━━ Data entries

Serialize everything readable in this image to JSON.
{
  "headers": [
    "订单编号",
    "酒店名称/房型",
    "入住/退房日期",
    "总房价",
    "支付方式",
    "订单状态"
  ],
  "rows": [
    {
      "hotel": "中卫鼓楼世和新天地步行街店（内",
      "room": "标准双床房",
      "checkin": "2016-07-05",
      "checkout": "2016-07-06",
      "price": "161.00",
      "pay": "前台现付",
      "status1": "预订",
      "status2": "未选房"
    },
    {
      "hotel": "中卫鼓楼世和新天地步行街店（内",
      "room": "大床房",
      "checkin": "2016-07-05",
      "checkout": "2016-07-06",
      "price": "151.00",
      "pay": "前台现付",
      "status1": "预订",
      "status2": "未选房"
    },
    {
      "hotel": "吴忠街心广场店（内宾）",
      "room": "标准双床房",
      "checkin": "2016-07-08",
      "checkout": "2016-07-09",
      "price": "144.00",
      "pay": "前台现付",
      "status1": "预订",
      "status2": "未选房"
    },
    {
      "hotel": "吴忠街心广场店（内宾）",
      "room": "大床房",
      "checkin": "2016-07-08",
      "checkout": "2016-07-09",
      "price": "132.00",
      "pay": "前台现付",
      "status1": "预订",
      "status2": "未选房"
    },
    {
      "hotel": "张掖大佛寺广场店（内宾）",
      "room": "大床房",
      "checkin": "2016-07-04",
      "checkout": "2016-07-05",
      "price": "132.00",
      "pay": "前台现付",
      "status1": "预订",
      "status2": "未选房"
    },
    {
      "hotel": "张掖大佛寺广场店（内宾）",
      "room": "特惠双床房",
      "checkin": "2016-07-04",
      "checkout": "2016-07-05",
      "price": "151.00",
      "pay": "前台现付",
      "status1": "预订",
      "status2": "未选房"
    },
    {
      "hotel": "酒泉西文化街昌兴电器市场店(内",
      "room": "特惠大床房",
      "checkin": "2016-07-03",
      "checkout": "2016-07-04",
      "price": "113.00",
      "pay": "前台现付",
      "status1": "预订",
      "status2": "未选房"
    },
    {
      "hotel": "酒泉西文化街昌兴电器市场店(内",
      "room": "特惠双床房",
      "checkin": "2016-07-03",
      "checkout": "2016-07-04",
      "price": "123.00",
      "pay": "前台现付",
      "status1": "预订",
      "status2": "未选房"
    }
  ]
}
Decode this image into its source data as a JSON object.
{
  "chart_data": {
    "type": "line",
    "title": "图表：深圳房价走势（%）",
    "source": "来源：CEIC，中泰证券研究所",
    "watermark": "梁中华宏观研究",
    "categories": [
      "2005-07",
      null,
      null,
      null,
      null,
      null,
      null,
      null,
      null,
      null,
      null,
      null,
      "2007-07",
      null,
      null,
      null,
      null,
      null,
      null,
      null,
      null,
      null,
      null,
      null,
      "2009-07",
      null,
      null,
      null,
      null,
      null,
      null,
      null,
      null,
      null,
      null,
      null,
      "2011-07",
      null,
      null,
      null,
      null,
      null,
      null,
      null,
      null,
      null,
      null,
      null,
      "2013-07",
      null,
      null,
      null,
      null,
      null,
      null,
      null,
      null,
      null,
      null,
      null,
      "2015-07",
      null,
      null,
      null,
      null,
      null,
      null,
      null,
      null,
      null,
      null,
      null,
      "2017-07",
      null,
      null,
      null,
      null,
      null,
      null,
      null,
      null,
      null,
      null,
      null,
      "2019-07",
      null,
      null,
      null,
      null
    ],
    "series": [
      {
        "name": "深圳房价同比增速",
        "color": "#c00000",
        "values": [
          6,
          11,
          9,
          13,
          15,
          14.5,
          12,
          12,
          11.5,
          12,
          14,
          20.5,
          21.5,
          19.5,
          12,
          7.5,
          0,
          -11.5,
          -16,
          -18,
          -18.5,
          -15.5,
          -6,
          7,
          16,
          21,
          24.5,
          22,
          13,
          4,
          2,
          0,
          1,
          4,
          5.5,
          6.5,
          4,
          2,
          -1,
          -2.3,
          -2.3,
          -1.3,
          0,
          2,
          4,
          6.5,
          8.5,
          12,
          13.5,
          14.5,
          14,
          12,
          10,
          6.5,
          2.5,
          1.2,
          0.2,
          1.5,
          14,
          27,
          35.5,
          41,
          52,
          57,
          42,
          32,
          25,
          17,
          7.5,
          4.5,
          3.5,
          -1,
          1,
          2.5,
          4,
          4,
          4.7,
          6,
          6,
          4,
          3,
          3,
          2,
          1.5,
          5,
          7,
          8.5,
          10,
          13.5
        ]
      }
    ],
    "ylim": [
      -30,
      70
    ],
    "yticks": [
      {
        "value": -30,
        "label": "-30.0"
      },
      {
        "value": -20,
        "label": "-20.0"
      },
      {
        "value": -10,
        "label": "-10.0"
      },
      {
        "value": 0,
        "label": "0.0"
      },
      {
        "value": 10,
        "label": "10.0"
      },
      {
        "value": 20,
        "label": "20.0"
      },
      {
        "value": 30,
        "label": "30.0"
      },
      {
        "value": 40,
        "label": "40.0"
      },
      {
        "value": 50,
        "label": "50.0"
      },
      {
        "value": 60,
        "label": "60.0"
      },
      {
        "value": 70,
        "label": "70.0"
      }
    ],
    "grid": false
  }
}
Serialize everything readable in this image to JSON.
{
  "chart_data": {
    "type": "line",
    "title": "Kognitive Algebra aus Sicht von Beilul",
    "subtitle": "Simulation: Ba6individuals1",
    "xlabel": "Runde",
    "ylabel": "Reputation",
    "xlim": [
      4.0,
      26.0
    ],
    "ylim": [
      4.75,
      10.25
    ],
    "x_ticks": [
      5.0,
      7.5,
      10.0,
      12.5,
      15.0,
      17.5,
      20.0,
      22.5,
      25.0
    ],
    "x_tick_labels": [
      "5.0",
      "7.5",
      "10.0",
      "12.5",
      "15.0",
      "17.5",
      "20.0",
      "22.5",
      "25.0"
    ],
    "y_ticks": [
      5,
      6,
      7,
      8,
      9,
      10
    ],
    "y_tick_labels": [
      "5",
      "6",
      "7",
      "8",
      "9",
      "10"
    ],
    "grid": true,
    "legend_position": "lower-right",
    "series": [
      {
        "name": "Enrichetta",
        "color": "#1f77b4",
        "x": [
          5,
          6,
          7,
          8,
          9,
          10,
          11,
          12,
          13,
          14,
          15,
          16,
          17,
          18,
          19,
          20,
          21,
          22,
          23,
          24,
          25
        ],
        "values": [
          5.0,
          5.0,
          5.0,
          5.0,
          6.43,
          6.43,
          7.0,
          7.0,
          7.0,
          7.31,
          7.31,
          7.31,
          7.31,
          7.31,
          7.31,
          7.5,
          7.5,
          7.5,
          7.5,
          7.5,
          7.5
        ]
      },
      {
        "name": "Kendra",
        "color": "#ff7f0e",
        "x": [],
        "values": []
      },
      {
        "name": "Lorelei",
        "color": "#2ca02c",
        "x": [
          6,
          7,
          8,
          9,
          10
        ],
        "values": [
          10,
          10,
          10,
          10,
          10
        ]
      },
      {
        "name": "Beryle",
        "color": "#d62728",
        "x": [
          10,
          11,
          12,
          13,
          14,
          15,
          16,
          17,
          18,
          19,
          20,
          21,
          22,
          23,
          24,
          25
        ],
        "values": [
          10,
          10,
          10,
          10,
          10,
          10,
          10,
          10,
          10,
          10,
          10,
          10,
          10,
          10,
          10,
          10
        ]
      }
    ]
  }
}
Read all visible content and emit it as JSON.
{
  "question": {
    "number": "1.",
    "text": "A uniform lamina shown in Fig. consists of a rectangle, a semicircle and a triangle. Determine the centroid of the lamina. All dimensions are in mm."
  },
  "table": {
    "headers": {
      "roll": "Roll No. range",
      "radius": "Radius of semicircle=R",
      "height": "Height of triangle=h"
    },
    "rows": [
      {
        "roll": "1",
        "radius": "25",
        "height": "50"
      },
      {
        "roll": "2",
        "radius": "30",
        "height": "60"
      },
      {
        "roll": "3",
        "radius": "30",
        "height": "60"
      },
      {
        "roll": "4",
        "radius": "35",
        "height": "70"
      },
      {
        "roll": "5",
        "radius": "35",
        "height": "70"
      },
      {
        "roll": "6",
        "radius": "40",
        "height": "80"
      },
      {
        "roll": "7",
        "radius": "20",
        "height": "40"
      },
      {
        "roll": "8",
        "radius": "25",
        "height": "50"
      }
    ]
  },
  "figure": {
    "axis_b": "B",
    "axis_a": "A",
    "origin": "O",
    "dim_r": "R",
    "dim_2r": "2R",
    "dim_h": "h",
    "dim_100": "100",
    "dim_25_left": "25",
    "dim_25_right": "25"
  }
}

━━━━

> _What is needed_: Check each line of the records for the word "name" and extract those that contain it.

> _Solution to this exercise_:
        "name": "深圳房价同比增速",
        "name": "Enrichetta",
        "name": "Kendra",
        "name": "Lorelei",
        "name": "Beryle",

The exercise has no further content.